++++ Supplied material ++++
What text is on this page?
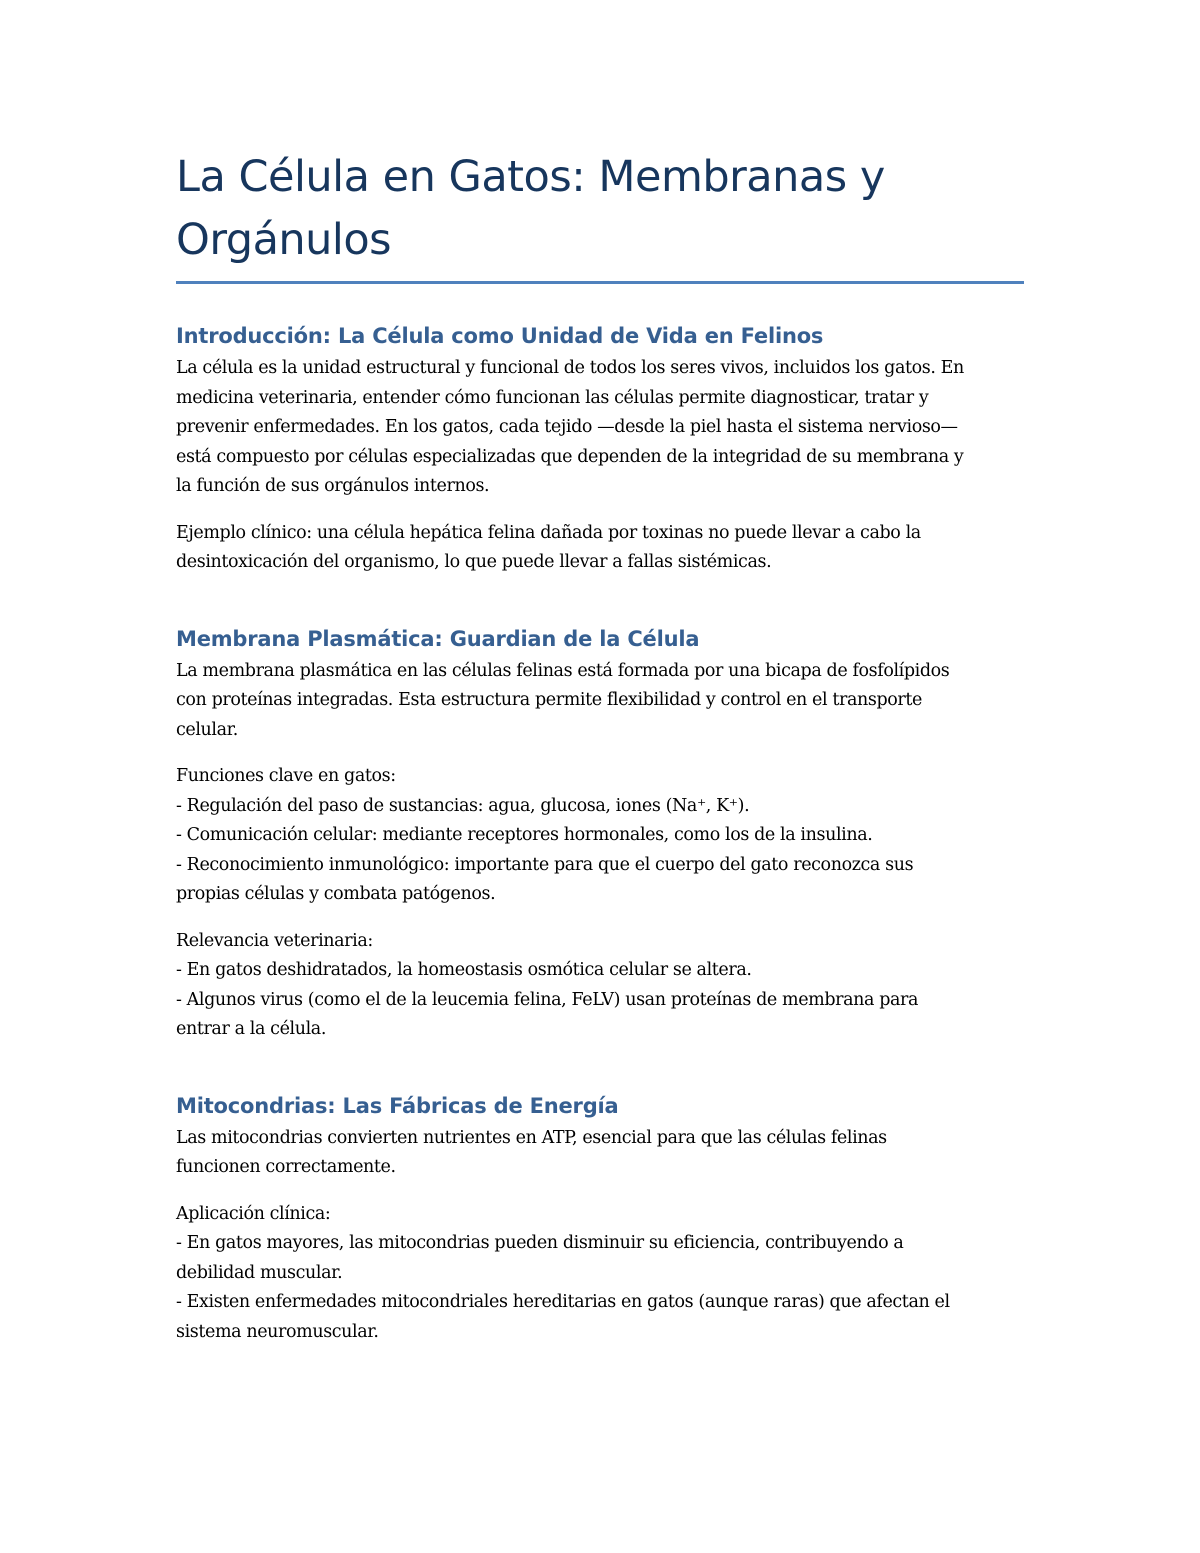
La Célula en Gatos: Membranas y
Orgánulos
Introducción: La Célula como Unidad de Vida en Felinos

La célula es la unidad estructural y funcional de todos los seres vivos, incluidos los gatos. En
medicina veterinaria, entender cómo funcionan las células permite diagnosticar, tratar y
prevenir enfermedades. En los gatos, cada tejido —desde la piel hasta el sistema nervioso—
está compuesto por células especializadas que dependen de la integridad de su membrana y
la función de sus orgánulos internos.

Ejemplo clínico: una célula hepática felina dañada por toxinas no puede llevar a cabo la
desintoxicación del organismo, lo que puede llevar a fallas sistémicas.

Membrana Plasmática: Guardian de la Célula

La membrana plasmática en las células felinas está formada por una bicapa de fosfolípidos
con proteínas integradas. Esta estructura permite flexibilidad y control en el transporte
celular.

Funciones clave en gatos:
- Regulación del paso de sustancias: agua, glucosa, iones (Na⁺, K⁺).
- Comunicación celular: mediante receptores hormonales, como los de la insulina.
- Reconocimiento inmunológico: importante para que el cuerpo del gato reconozca sus
propias células y combata patógenos.

Relevancia veterinaria:
- En gatos deshidratados, la homeostasis osmótica celular se altera.
- Algunos virus (como el de la leucemia felina, FeLV) usan proteínas de membrana para
entrar a la célula.

Mitocondrias: Las Fábricas de Energía

Las mitocondrias convierten nutrientes en ATP, esencial para que las células felinas
funcionen correctamente.

Aplicación clínica:
- En gatos mayores, las mitocondrias pueden disminuir su eficiencia, contribuyendo a
debilidad muscular.
- Existen enfermedades mitocondriales hereditarias en gatos (aunque raras) que afectan el
sistema neuromuscular.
++++
Exercise instructions
Whenever the word "proteínas" shows up in a line of the entries, list that line.

Written reply
con proteínas integradas. Esta estructura permite flexibilidad y control en el transporte
- Algunos virus (como el de la leucemia felina, FeLV) usan proteínas de membrana para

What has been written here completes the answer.